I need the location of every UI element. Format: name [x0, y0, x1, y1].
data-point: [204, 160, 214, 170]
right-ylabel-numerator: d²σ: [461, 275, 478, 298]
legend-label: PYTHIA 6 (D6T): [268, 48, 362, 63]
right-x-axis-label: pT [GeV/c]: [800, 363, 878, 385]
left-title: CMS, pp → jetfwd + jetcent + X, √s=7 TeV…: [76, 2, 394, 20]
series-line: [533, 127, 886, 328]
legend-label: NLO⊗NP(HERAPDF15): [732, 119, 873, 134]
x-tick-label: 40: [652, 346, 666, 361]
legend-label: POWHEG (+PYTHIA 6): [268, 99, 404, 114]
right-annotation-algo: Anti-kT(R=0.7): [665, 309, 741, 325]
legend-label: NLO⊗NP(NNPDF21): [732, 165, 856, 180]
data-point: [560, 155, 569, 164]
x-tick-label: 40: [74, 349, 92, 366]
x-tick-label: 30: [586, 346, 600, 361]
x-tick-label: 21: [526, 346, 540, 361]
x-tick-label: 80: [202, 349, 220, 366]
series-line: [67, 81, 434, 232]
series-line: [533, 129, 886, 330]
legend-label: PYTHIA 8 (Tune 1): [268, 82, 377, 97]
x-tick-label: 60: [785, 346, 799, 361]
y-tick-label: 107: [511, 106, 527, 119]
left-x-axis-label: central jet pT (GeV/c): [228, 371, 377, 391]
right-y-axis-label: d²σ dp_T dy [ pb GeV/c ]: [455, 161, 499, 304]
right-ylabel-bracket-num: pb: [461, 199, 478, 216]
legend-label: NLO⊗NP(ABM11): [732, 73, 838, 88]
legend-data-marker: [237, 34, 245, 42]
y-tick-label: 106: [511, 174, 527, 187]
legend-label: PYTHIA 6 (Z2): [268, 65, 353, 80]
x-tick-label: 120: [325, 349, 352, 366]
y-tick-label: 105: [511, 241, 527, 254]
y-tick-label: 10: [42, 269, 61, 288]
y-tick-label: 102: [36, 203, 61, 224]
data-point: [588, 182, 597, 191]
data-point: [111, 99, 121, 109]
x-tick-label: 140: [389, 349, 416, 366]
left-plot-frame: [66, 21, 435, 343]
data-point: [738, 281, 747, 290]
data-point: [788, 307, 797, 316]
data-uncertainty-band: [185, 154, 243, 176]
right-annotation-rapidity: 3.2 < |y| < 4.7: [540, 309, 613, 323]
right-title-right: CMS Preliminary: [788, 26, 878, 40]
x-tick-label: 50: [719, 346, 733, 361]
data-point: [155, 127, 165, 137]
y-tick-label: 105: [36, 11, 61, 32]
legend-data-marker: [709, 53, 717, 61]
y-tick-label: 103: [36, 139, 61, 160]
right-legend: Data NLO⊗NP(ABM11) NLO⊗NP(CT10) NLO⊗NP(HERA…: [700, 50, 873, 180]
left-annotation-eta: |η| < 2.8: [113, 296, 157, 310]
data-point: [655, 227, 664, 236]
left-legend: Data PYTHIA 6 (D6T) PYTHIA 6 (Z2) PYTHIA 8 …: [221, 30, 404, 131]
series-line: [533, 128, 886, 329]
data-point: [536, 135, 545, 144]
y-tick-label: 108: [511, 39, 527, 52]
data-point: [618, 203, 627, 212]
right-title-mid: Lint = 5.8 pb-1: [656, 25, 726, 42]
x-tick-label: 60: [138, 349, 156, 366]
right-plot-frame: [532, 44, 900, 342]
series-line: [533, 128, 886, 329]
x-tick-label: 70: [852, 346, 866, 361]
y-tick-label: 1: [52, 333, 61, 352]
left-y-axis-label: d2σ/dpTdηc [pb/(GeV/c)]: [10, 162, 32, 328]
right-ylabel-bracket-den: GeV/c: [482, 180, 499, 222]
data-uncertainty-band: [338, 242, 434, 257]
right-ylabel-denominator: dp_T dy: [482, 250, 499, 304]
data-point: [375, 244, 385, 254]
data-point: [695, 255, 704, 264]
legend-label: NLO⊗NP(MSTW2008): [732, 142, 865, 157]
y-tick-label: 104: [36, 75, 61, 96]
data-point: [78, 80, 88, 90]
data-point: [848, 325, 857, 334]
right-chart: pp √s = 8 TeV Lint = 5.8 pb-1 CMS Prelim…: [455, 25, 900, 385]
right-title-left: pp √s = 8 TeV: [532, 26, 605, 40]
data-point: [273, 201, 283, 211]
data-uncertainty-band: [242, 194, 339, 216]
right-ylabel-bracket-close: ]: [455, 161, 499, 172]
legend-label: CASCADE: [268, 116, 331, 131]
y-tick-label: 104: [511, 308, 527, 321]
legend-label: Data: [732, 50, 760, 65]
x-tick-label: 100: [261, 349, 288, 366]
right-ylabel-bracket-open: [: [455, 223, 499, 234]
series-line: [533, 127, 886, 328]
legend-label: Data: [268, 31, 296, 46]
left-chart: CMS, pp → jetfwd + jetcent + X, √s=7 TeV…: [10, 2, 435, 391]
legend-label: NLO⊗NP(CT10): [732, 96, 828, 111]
· · · · · · ·
*REQUIRED TASK*
Could you render each line of the rows above as a JSON list of strings, one string per line, with blank lines omitted?

*SOLUTION FOR THIS TASK*
[
  "I need the location of every UI element. Format: name [x0, y0, x1, y1].",
  "data-point: [204, 160, 214, 170]",
  "right-ylabel-numerator: d²σ: [461, 275, 478, 298]",
  "legend-label: PYTHIA 6 (D6T): [268, 48, 362, 63]",
  "right-x-axis-label: pT [GeV/c]: [800, 363, 878, 385]",
  "left-title: CMS, pp → jetfwd + jetcent + X, √s=7 TeV…: [76, 2, 394, 20]",
  "series-line: [533, 127, 886, 328]",
  "legend-label: NLO⊗NP(HERAPDF15): [732, 119, 873, 134]",
  "x-tick-label: 40: [652, 346, 666, 361]",
  "legend-label: POWHEG (+PYTHIA 6): [268, 99, 404, 114]",
  "right-annotation-algo: Anti-kT(R=0.7): [665, 309, 741, 325]",
  "legend-label: NLO⊗NP(NNPDF21): [732, 165, 856, 180]",
  "data-point: [560, 155, 569, 164]",
  "x-tick-label: 40: [74, 349, 92, 366]",
  "x-tick-label: 30: [586, 346, 600, 361]",
  "x-tick-label: 21: [526, 346, 540, 361]",
  "x-tick-label: 80: [202, 349, 220, 366]",
  "series-line: [67, 81, 434, 232]",
  "series-line: [533, 129, 886, 330]",
  "legend-label: PYTHIA 8 (Tune 1): [268, 82, 377, 97]",
  "x-tick-label: 60: [785, 346, 799, 361]",
  "y-tick-label: 107: [511, 106, 527, 119]",
  "left-x-axis-label: central jet pT (GeV/c): [228, 371, 377, 391]",
  "right-y-axis-label: d²σ dp_T dy [ pb GeV/c ]: [455, 161, 499, 304]",
  "right-ylabel-bracket-num: pb: [461, 199, 478, 216]",
  "legend-label: NLO⊗NP(ABM11): [732, 73, 838, 88]",
  "legend-data-marker: [237, 34, 245, 42]",
  "y-tick-label: 106: [511, 174, 527, 187]",
  "legend-label: PYTHIA 6 (Z2): [268, 65, 353, 80]",
  "x-tick-label: 120: [325, 349, 352, 366]",
  "y-tick-label: 105: [511, 241, 527, 254]",
  "y-tick-label: 10: [42, 269, 61, 288]",
  "y-tick-label: 102: [36, 203, 61, 224]",
  "data-point: [588, 182, 597, 191]",
  "data-point: [111, 99, 121, 109]",
  "x-tick-label: 140: [389, 349, 416, 366]",
  "left-plot-frame: [66, 21, 435, 343]",
  "data-point: [738, 281, 747, 290]",
  "data-point: [788, 307, 797, 316]",
  "data-uncertainty-band: [185, 154, 243, 176]",
  "right-annotation-rapidity: 3.2 < |y| < 4.7: [540, 309, 613, 323]",
  "right-title-right: CMS Preliminary: [788, 26, 878, 40]",
  "x-tick-label: 50: [719, 346, 733, 361]",
  "data-point: [155, 127, 165, 137]",
  "y-tick-label: 105: [36, 11, 61, 32]",
  "legend-data-marker: [709, 53, 717, 61]",
  "y-tick-label: 103: [36, 139, 61, 160]",
  "right-legend: Data NLO⊗NP(ABM11) NLO⊗NP(CT10) NLO⊗NP(HERA…: [700, 50, 873, 180]",
  "left-annotation-eta: |η| < 2.8: [113, 296, 157, 310]",
  "data-point: [655, 227, 664, 236]",
  "left-legend: Data PYTHIA 6 (D6T) PYTHIA 6 (Z2) PYTHIA 8 …: [221, 30, 404, 131]",
  "series-line: [533, 128, 886, 329]",
  "data-point: [536, 135, 545, 144]",
  "y-tick-label: 108: [511, 39, 527, 52]",
  "data-point: [618, 203, 627, 212]",
  "right-title-mid: Lint = 5.8 pb-1: [656, 25, 726, 42]",
  "x-tick-label: 60: [138, 349, 156, 366]",
  "right-plot-frame: [532, 44, 900, 342]",
  "series-line: [533, 128, 886, 329]",
  "x-tick-label: 70: [852, 346, 866, 361]",
  "y-tick-label: 1: [52, 333, 61, 352]",
  "left-y-axis-label: d2σ/dpTdηc [pb/(GeV/c)]: [10, 162, 32, 328]",
  "right-ylabel-bracket-den: GeV/c: [482, 180, 499, 222]",
  "data-uncertainty-band: [338, 242, 434, 257]",
  "right-ylabel-denominator: dp_T dy: [482, 250, 499, 304]",
  "data-point: [375, 244, 385, 254]",
  "data-point: [695, 255, 704, 264]",
  "legend-label: NLO⊗NP(MSTW2008): [732, 142, 865, 157]",
  "y-tick-label: 104: [36, 75, 61, 96]",
  "data-point: [78, 80, 88, 90]",
  "data-point: [848, 325, 857, 334]",
  "right-chart: pp √s = 8 TeV Lint = 5.8 pb-1 CMS Prelim…: [455, 25, 900, 385]",
  "right-title-left: pp √s = 8 TeV: [532, 26, 605, 40]",
  "data-point: [273, 201, 283, 211]",
  "data-uncertainty-band: [242, 194, 339, 216]",
  "right-ylabel-bracket-close: ]: [455, 161, 499, 172]",
  "legend-label: CASCADE: [268, 116, 331, 131]",
  "y-tick-label: 104: [511, 308, 527, 321]",
  "legend-label: Data: [732, 50, 760, 65]",
  "x-tick-label: 100: [261, 349, 288, 366]",
  "right-ylabel-bracket-open: [: [455, 223, 499, 234]",
  "series-line: [533, 127, 886, 328]",
  "legend-label: Data: [268, 31, 296, 46]",
  "left-chart: CMS, pp → jetfwd + jetcent + X, √s=7 TeV…: [10, 2, 435, 391]",
  "legend-label: NLO⊗NP(CT10): [732, 96, 828, 111]"
]